▸ **Verilen görev 1**: Aşağıdaki Pinhani söyleşisinde “Pinhani, şubat ayında çıkardığı” diye başlayan paragrafı, ana bilgilerini koruyarak madde madde kısaltın.

▸ **Alıntı**:
╔══
Pinhani: Peki Madem

Alternatif rock grubu Pinhani, yeni şarkılarının müjdesini ilk olarak Cumhuriyet’e verdi, grup üyeleriyle bahardaki Türkiye turnesini, müziklerini ve güncel konuları konuştuk.

ORHUN ATMIŞ
Pinhani, şubat ayında çıkardığı “10 Türkü” albümünden sonra mayıs ayının başında da “Kendinden Usandırma” isimli teklilerini yayımladı. Grup, bahar ayını Türkiye’nin dört bir yanında verdiği konserlerle geçirirken 8 Haziran Cuma günü de en sevdikleri gruplardan olan Travis’in ön grubu olarak Zorlu PSM’de sahneye çıkacak. Bir araya geldiğimiz grup üyeleri Sinan Kaynakçı, Selim Aydın ve Eray Polat; verdikleri konserlerden, müzik dünyasından ve güncel meselelerden bahsettiler. Oldukça keyifli geçen söyleşide grup üyeleri, 1 ay içerisinde yayımlanacak Melis Danişmend düetinin müjdesini de ilk kez Cumhuriyet’e verdi.
╚══
▸ **Verilen görev 2**: Aşağıdaki kayıtlarda “UI element localization: list” içeren satırdan başlayıp “svg-text:2: 2 [275,396,285,416]” içeren satırda durarak yalnızca bu satırları güncelleyin: “watermark-text” yerine “overlay-text” yazın, geri kalan her şeyi değiştirmeden bırakın.

Uzamsal işaretleme girdileri
╔══
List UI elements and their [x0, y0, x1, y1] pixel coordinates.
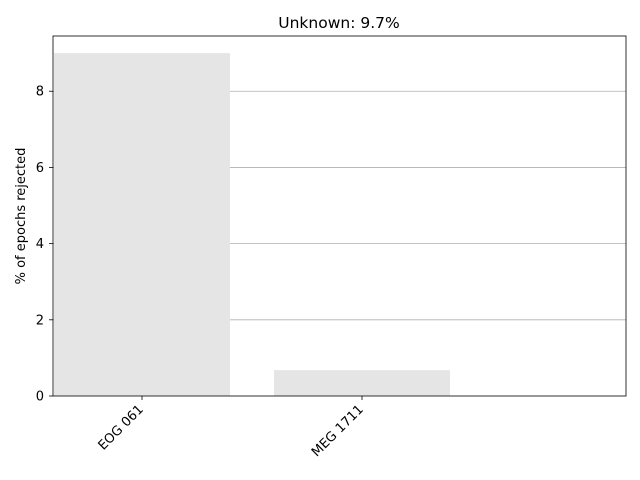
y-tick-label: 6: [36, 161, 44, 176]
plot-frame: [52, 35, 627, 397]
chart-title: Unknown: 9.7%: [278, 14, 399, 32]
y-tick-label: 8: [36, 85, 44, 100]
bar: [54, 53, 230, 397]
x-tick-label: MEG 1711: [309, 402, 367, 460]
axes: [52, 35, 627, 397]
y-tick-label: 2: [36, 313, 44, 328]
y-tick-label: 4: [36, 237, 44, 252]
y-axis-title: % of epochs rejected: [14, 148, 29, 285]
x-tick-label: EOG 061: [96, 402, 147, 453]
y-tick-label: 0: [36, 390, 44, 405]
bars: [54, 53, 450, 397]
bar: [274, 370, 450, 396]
╚══
╔══
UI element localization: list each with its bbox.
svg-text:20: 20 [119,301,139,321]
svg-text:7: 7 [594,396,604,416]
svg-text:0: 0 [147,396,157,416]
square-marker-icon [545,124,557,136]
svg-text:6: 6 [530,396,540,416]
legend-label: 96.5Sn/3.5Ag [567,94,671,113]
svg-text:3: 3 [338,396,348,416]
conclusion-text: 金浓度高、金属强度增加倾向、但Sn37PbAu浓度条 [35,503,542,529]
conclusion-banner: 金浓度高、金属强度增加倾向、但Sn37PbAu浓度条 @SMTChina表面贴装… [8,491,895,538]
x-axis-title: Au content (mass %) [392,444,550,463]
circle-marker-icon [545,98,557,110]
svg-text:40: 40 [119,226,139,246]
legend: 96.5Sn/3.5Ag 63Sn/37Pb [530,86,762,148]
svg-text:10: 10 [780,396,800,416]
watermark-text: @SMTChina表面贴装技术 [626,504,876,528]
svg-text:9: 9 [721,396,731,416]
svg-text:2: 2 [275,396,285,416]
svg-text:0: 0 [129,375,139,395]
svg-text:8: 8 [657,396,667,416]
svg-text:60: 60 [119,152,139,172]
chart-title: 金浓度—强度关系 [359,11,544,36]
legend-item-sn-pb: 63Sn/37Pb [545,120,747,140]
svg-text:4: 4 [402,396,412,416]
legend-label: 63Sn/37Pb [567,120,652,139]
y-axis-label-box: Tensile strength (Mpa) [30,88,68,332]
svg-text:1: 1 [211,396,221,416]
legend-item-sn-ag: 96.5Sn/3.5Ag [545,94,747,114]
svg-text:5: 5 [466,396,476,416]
╚══
╔══
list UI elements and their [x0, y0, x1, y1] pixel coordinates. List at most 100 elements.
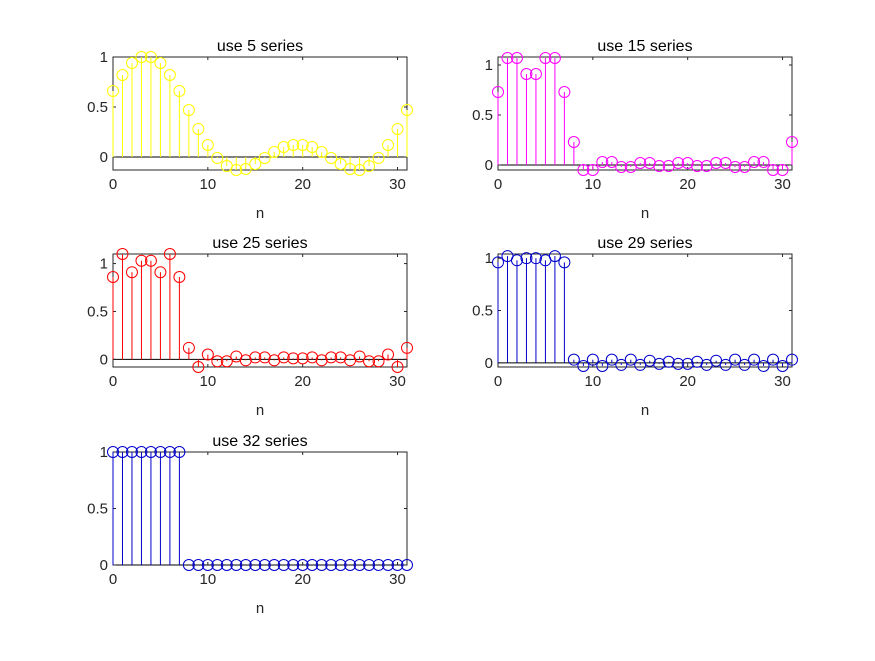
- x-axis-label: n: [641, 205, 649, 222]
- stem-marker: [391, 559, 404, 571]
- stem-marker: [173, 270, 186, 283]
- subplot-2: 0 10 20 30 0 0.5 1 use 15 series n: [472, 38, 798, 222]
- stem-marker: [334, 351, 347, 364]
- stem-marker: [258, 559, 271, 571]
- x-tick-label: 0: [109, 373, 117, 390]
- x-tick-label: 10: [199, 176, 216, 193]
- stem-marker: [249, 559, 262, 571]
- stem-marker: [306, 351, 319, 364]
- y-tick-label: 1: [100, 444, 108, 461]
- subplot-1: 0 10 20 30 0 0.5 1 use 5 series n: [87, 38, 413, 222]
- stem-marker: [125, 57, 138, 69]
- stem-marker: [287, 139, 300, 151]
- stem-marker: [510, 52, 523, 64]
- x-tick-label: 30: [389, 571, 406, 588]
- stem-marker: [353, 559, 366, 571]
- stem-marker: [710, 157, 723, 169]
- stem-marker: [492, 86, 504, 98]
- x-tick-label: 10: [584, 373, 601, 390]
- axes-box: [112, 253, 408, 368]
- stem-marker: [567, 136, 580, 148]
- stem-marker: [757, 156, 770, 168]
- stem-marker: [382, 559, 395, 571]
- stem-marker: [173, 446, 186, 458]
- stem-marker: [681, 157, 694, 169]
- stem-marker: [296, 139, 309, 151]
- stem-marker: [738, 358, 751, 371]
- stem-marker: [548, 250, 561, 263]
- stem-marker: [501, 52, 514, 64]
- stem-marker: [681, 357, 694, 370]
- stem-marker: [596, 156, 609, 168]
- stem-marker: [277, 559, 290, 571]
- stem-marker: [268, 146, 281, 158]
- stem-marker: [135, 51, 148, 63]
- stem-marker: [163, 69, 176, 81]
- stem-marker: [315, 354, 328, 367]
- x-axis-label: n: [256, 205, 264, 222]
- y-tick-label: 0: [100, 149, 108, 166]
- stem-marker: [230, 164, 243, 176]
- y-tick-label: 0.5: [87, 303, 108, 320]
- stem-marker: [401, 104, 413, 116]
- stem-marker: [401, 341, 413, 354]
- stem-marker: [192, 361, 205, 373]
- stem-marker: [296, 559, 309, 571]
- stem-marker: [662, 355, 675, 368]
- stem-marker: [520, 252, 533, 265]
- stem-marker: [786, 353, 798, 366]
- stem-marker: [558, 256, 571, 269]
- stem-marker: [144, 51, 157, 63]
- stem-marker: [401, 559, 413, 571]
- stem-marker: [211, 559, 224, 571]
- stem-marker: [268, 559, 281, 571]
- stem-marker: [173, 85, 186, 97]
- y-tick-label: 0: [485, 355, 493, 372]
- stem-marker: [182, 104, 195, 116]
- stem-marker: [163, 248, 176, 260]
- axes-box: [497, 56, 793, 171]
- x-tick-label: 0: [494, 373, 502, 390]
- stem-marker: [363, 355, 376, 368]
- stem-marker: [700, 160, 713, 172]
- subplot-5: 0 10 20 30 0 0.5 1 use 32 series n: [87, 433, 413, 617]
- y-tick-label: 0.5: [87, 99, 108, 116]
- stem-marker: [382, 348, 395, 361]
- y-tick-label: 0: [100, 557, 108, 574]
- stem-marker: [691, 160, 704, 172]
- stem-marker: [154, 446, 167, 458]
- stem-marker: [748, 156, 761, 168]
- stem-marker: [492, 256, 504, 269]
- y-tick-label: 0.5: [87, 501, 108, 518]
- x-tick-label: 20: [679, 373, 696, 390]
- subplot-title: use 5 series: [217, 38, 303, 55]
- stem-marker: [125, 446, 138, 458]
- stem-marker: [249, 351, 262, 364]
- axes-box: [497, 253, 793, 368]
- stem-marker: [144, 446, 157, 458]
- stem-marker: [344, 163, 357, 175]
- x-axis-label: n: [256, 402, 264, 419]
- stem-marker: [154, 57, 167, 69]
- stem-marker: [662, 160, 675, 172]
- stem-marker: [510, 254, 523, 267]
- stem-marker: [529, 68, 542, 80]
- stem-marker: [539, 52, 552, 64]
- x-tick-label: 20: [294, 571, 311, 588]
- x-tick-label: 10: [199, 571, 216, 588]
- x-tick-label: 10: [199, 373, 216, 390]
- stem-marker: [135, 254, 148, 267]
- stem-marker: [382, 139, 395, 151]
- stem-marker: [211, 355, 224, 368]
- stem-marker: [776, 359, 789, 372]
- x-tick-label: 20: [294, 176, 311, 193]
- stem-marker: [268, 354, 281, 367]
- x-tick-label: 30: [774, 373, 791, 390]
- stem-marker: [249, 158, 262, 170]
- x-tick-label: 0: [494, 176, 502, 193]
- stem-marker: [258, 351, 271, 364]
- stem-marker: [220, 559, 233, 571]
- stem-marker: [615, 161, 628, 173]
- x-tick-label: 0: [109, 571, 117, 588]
╚══
▸ **Alıştırma sonucu 1**:
- Pinhani şubatta “10 Türkü” albümünü, mayıs başında da “Kendinden Usandırma” adlı tekliyi yayımladı.
- Grup baharı Türkiye’nin dört bir yanında verdiği konserlerle geçiriyor.
- Grup, 8 Haziran Cuma günü en sevdiği gruplardan Travis’in ön grubu olarak Zorlu PSM’de sahneye çıkacak.
- Grup üyeleri Sinan Kaynakçı, Selim Aydın ve Eray Polat; konserlerden, müzik dünyasından ve güncel meselelerden söz etti.
- Üyeler, 1 ay içinde yayımlanacak Melis Danişmend düetinin müjdesini ilk kez Cumhuriyet’e verdi.

▸ **Alıştırma sonucu 2**:
UI element localization: list each with its bbox.
svg-text:20: 20 [119,301,139,321]
svg-text:7: 7 [594,396,604,416]
svg-text:0: 0 [147,396,157,416]
square-marker-icon [545,124,557,136]
svg-text:6: 6 [530,396,540,416]
legend-label: 96.5Sn/3.5Ag [567,94,671,113]
svg-text:3: 3 [338,396,348,416]
conclusion-text: 金浓度高、金属强度增加倾向、但Sn37PbAu浓度条 [35,503,542,529]
conclusion-banner: 金浓度高、金属强度增加倾向、但Sn37PbAu浓度条 @SMTChina表面贴装… [8,491,895,538]
x-axis-title: Au content (mass %) [392,444,550,463]
circle-marker-icon [545,98,557,110]
svg-text:40: 40 [119,226,139,246]
legend: 96.5Sn/3.5Ag 63Sn/37Pb [530,86,762,148]
svg-text:10: 10 [780,396,800,416]
overlay-text: @SMTChina表面贴装技术 [626,504,876,528]
svg-text:9: 9 [721,396,731,416]
svg-text:2: 2 [275,396,285,416]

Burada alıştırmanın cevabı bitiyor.